It's fair to say that WeWork's meltdown will be taught in business schools for many years to come as a warning to all, but will we learn? In the race to find the next 'unicorn,' investors are perhaps too conveniently forgetting to do their homework and demand the necessary governance from these startups.
Some may argue that the 9 billion dollar cost to rescue WeWork could have been better spent on healthcare, solving homelessness, or even fixing potholes. Still, we live in an era where investors seem to accept the cost of 'breaking a few eggs' as the way of making their next unicorn omelet. Never mind if these broken eggs include a pedestrian killed by an autonomous Uber SUV in Arizona that lacked pedestrian avoidance software, or hundreds of faulty blood test results generated by Theranos that could have caused multiple health issues or even deaths had it not been stopped in time (in Arizona again, no ‘pesky regulations’ there to limit 'innovation'), or the hundreds of layoffs happening this week at WeWork.
Oversight and ethical business practices are needed because when bad unicorns go down, we all suffer. Some more ethical startups may find it harder to find funding, and new ideas may never get off the ground.
But lack of oversight and seamless unlimited cash was not the only problem plaguing the tech world in 2019; dishonorable mentions can go to these well-established companies that perhaps should have known better.
Disney + (Failure To Launch)
Eager to jump into the streaming wars by undercutting Netflix on price (but perhaps not in content), entertainment giant Disney launched their spanking new streaming channel with significant fanfare, only to be plagued with error pages and crashes. This forced the company to issue a statement that it was aware of the situation and was working on correcting it.
To add insult to injury, news of an extensive personal data hack stemming from the hobbled launch of the streaming service has started to leak. It looks like the house of Mickey needs to go back to the drawing board and apologize to a lot of affected Disney+ customers.

────

Revise the passage on 2019 tech failures: begin at the words "Oversight and ethical", stop after "off the ground.", and write that stretch out again with "funding" replaced by "investment". The listing comes from a separate source, not from the text above.

────

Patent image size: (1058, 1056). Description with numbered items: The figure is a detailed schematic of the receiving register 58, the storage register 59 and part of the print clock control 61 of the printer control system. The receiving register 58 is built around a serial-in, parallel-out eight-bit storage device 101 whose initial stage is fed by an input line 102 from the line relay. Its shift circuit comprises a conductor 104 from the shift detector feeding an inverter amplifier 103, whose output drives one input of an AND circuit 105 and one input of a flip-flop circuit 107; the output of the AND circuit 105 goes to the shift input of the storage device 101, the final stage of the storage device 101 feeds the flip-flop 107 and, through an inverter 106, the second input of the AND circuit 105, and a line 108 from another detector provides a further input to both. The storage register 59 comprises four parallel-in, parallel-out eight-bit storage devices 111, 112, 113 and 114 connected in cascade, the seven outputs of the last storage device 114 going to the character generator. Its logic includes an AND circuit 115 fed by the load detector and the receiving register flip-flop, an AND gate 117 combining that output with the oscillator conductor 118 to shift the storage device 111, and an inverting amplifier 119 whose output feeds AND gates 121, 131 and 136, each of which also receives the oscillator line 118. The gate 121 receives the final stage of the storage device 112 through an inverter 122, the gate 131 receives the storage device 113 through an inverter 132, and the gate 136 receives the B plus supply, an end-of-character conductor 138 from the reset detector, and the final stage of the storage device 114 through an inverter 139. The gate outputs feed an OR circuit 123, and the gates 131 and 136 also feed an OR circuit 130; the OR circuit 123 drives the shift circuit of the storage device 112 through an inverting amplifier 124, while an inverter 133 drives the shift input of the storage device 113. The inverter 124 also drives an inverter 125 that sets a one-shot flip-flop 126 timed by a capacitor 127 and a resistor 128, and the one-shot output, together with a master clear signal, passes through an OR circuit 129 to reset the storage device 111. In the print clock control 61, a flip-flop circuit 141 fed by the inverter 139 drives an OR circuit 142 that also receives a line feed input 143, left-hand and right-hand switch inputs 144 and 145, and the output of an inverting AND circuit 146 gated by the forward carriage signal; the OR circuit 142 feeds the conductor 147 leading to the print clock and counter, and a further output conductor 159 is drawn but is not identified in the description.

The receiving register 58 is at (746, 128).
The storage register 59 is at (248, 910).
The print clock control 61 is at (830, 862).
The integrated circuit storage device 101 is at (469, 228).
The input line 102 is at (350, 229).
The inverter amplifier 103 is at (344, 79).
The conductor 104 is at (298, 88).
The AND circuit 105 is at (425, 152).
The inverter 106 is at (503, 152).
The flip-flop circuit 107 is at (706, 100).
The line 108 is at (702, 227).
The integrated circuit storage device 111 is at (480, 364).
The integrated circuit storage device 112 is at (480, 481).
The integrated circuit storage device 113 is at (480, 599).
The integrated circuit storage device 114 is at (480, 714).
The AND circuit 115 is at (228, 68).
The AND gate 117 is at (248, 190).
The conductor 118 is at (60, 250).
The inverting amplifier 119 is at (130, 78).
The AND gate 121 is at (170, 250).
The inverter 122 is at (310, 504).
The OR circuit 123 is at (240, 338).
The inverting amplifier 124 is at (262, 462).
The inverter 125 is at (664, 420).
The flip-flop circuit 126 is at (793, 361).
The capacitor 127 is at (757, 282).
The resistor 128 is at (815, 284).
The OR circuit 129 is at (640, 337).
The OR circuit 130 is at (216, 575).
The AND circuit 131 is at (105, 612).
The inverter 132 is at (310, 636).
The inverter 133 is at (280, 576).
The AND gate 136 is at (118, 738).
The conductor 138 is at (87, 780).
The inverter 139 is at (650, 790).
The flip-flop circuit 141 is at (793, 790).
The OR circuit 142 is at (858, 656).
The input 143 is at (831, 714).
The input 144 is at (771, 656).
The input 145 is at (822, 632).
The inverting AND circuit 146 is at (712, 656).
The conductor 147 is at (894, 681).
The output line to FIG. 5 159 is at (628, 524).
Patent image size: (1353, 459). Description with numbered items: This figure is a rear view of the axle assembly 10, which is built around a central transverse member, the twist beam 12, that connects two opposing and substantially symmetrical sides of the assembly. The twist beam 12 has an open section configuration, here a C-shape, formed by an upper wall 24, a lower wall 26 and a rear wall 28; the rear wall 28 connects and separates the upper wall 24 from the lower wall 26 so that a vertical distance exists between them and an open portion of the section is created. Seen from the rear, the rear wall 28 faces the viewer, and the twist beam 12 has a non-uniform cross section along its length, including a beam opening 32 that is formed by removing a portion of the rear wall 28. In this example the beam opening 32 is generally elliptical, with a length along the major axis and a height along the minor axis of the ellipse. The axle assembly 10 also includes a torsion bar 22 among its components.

────

Solved problem
Oversight and ethical business practices are needed because when bad unicorns go down, we all suffer. Some more ethical startups may find it harder to find investment, and new ideas may never get off the ground.